JOB: Show each line of the data below that has the string "capacity" in it.

───── RECORDS SUPPLIED ─────

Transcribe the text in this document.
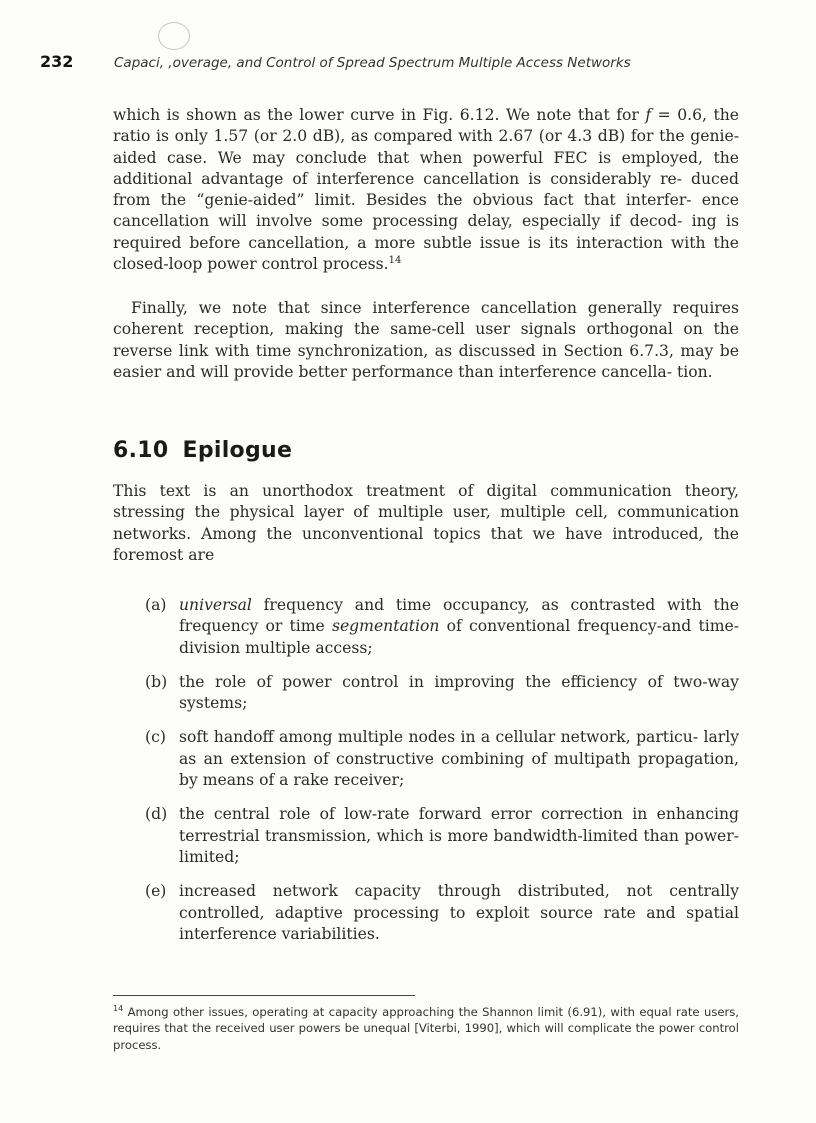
232	Capaci, ,overage, and Control of Spread Spectrum Multiple Access Networks

which is shown as the lower curve in Fig. 6.12. We note that for f = 0.6, the ratio is only 1.57 (or 2.0 dB), as compared with 2.67 (or 4.3 dB) for the genie-aided case. We may conclude that when powerful FEC is employed, the additional advantage of interference cancellation is considerably re- duced from the “genie-aided” limit. Besides the obvious fact that interfer- ence cancellation will involve some processing delay, especially if decod- ing is required before cancellation, a more subtle issue is its interaction with the closed-loop power control process.$^{14}$

Finally, we note that since interference cancellation generally requires coherent reception, making the same-cell user signals orthogonal on the reverse link with time synchronization, as discussed in Section 6.7.3, may be easier and will provide better performance than interference cancella- tion.

6.10 Epilogue

This text is an unorthodox treatment of digital communication theory, stressing the physical layer of multiple user, multiple cell, communication networks. Among the unconventional topics that we have introduced, the foremost are

(a) universal frequency and time occupancy, as contrasted with the frequency or time segmentation of conventional frequency-and time-division multiple access;
(b) the role of power control in improving the efficiency of two-way systems;
(c) soft handoff among multiple nodes in a cellular network, particu- larly as an extension of constructive combining of multipath propagation, by means of a rake receiver;
(d) the central role of low-rate forward error correction in enhancing terrestrial transmission, which is more bandwidth-limited than power-limited;
(e) increased network capacity through distributed, not centrally controlled, adaptive processing to exploit source rate and spatial interference variabilities.

$^{14}$ Among other issues, operating at capacity approaching the Shannon limit (6.91), with equal rate users, requires that the received user powers be unequal [Viterbi, 1990], which will complicate the power control process.
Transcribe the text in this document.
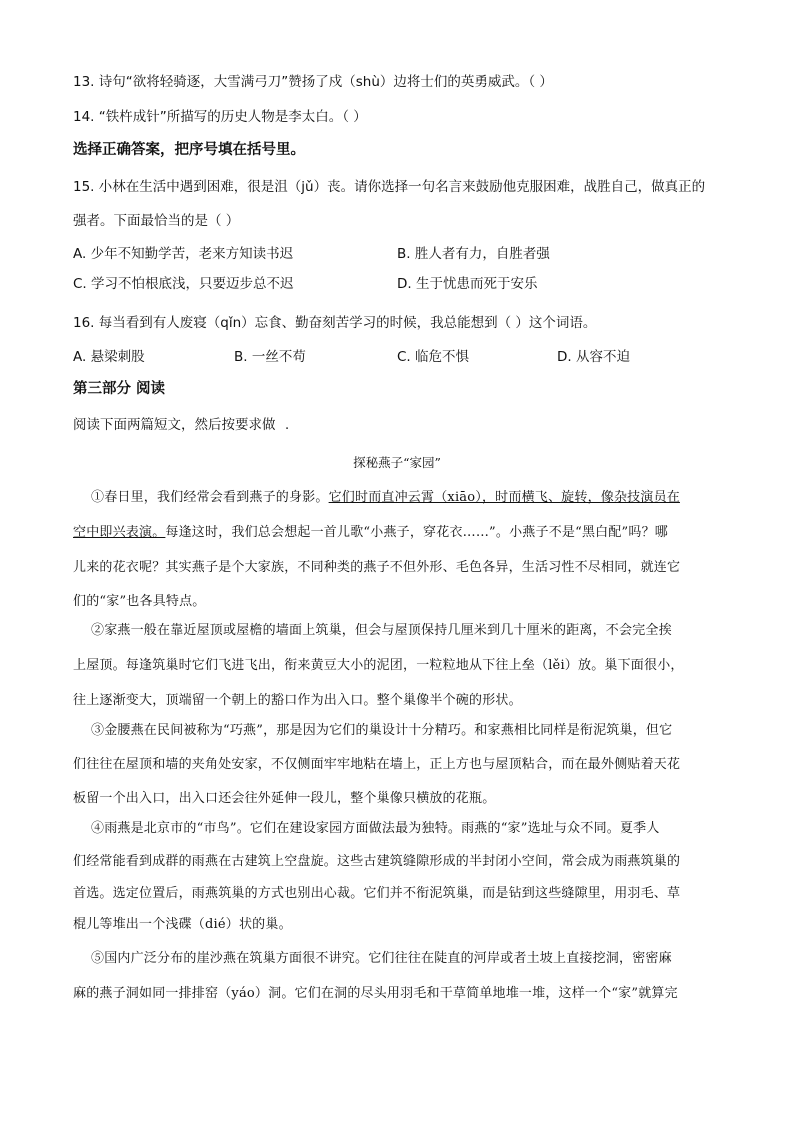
13. 诗句“欲将轻骑逐，大雪满弓刀”赞扬了戍（shù）边将士们的英勇威武。（ ）
14. “铁杵成针”所描写的历史人物是李太白。（ ）
选择正确答案，把序号填在括号里。
15. 小林在生活中遇到困难，很是沮（jǔ）丧。请你选择一句名言来鼓励他克服困难，战胜自己，做真正的
强者。下面最恰当的是（ ）
A. 少年不知勤学苦，老来方知读书迟	B. 胜人者有力，自胜者强
C. 学习不怕根底浅，只要迈步总不迟	D. 生于忧患而死于安乐
16. 每当看到有人废寝（qǐn）忘食、勤奋刻苦学习的时候，我总能想到（ ）这个词语。
A. 悬梁刺股	B. 一丝不苟	C. 临危不惧	D. 从容不迫
第三部分 阅读
阅读下面两篇短文，然后按要求做 .
探秘燕子“家园”
①春日里，我们经常会看到燕子的身影。它们时而直冲云霄（xiāo），时而横飞、旋转，像杂技演员在
空中即兴表演。每逢这时，我们总会想起一首儿歌“小燕子，穿花衣……”。小燕子不是“黑白配”吗？哪
儿来的花衣呢？其实燕子是个大家族，不同种类的燕子不但外形、毛色各异，生活习性不尽相同，就连它
们的“家”也各具特点。
②家燕一般在靠近屋顶或屋檐的墙面上筑巢，但会与屋顶保持几厘米到几十厘米的距离，不会完全挨
上屋顶。每逢筑巢时它们飞进飞出，衔来黄豆大小的泥团，一粒粒地从下往上垒（lěi）放。巢下面很小，
往上逐渐变大，顶端留一个朝上的豁口作为出入口。整个巢像半个碗的形状。
③金腰燕在民间被称为“巧燕”，那是因为它们的巢设计十分精巧。和家燕相比同样是衔泥筑巢，但它
们往往在屋顶和墙的夹角处安家，不仅侧面牢牢地粘在墙上，正上方也与屋顶粘合，而在最外侧贴着天花
板留一个出入口，出入口还会往外延伸一段儿，整个巢像只横放的花瓶。
④雨燕是北京市的“市鸟”。它们在建设家园方面做法最为独特。雨燕的“家”选址与众不同。夏季人
们经常能看到成群的雨燕在古建筑上空盘旋。这些古建筑缝隙形成的半封闭小空间，常会成为雨燕筑巢的
首选。选定位置后，雨燕筑巢的方式也别出心裁。它们并不衔泥筑巢，而是钻到这些缝隙里，用羽毛、草
棍儿等堆出一个浅碟（dié）状的巢。
⑤国内广泛分布的崖沙燕在筑巢方面很不讲究。它们往往在陡直的河岸或者土坡上直接挖洞，密密麻
麻的燕子洞如同一排排窑（yáo）洞。它们在洞的尽头用羽毛和干草简单地堆一堆，这样一个“家”就算完
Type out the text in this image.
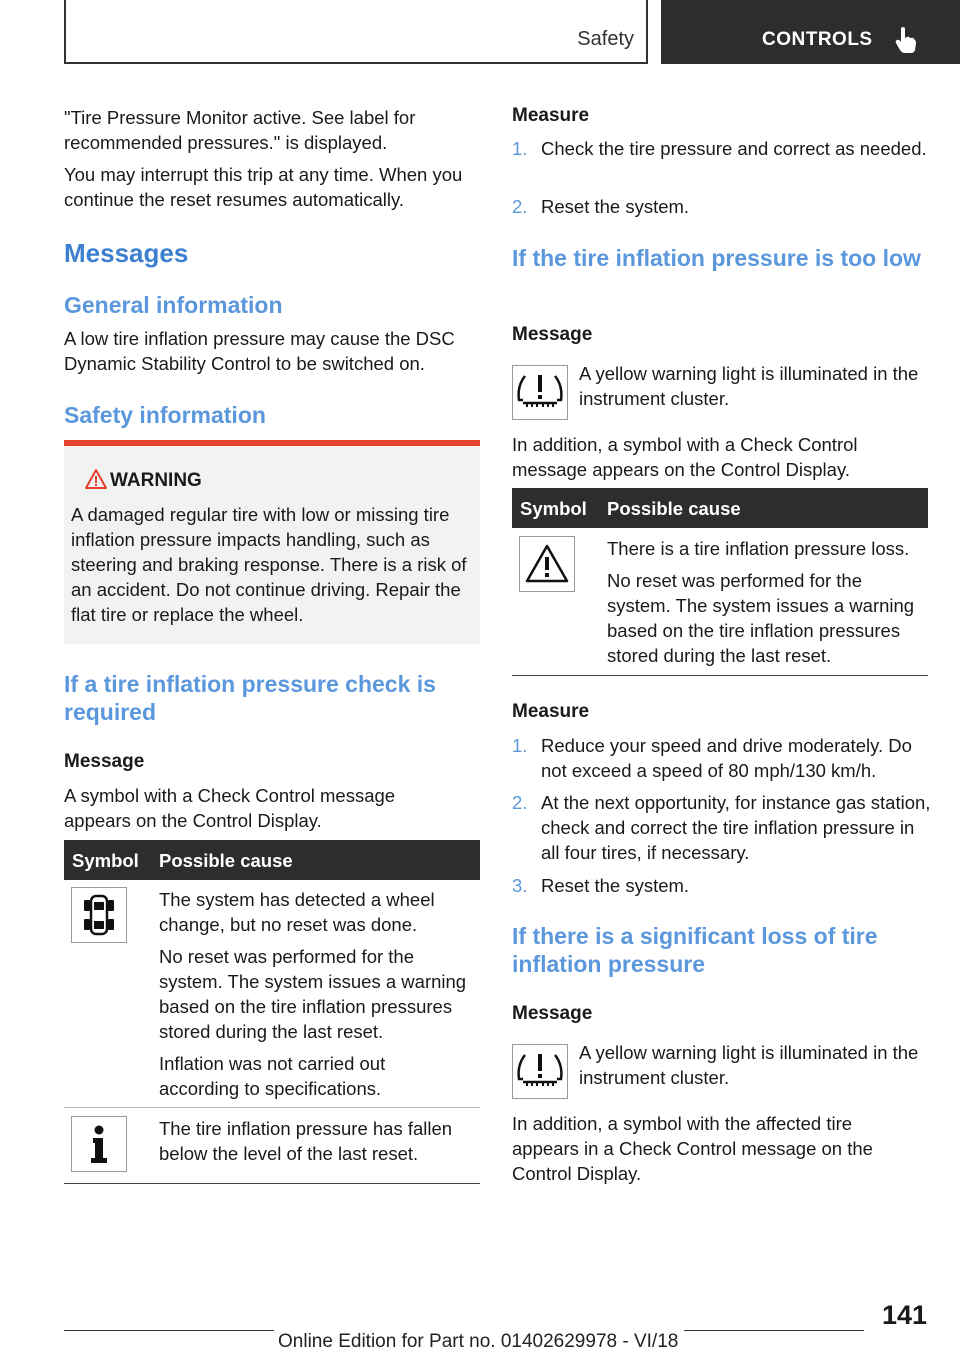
Safety	CONTROLS

"Tire Pressure Monitor active. See label for recommended pressures." is displayed.

You may interrupt this trip at any time. When you continue the reset resumes automatically.

Messages
General information

A low tire inflation pressure may cause the DSC Dynamic Stability Control to be switched on.

Safety information
WARNING

A damaged regular tire with low or missing tire inflation pressure impacts handling, such as steering and braking response. There is a risk of an accident. Do not continue driving. Repair the flat tire or replace the wheel.

If a tire inflation pressure check is required
Message

A symbol with a Check Control message appears on the Control Display.

Symbol Possible cause

The system has detected a wheel change, but no reset was done.

No reset was performed for the system. The system issues a warning based on the tire inflation pressures stored during the last reset.

Inflation was not carried out according to specifications.

The tire inflation pressure has fallen below the level of the last reset.

Measure
1. Check the tire pressure and correct as needed.
2. Reset the system.
If the tire inflation pressure is too low
Message

A yellow warning light is illuminated in the instrument cluster.

In addition, a symbol with a Check Control message appears on the Control Display.

Symbol Possible cause

There is a tire inflation pressure loss.

No reset was performed for the system. The system issues a warning based on the tire inflation pressures stored during the last reset.

Measure
1. Reduce your speed and drive moderately. Do not exceed a speed of 80 mph/130 km/h.
2. At the next opportunity, for instance gas station, check and correct the tire inflation pressure in all four tires, if necessary.
3. Reset the system.
If there is a significant loss of tire inflation pressure
Message

A yellow warning light is illuminated in the instrument cluster.

In addition, a symbol with the affected tire appears in a Check Control message on the Control Display.

141
Online Edition for Part no. 01402629978 - VI/18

─────

PROBLEM SOLUTION:
(e) increased network capacity through distributed, not centrally controlled, adaptive processing to exploit source rate and spatial interference variabilities.
$^{14}$ Among other issues, operating at capacity approaching the Shannon limit (6.91), with equal rate users, requires that the received user powers be unequal [Viterbi, 1990], which will complicate the power control process.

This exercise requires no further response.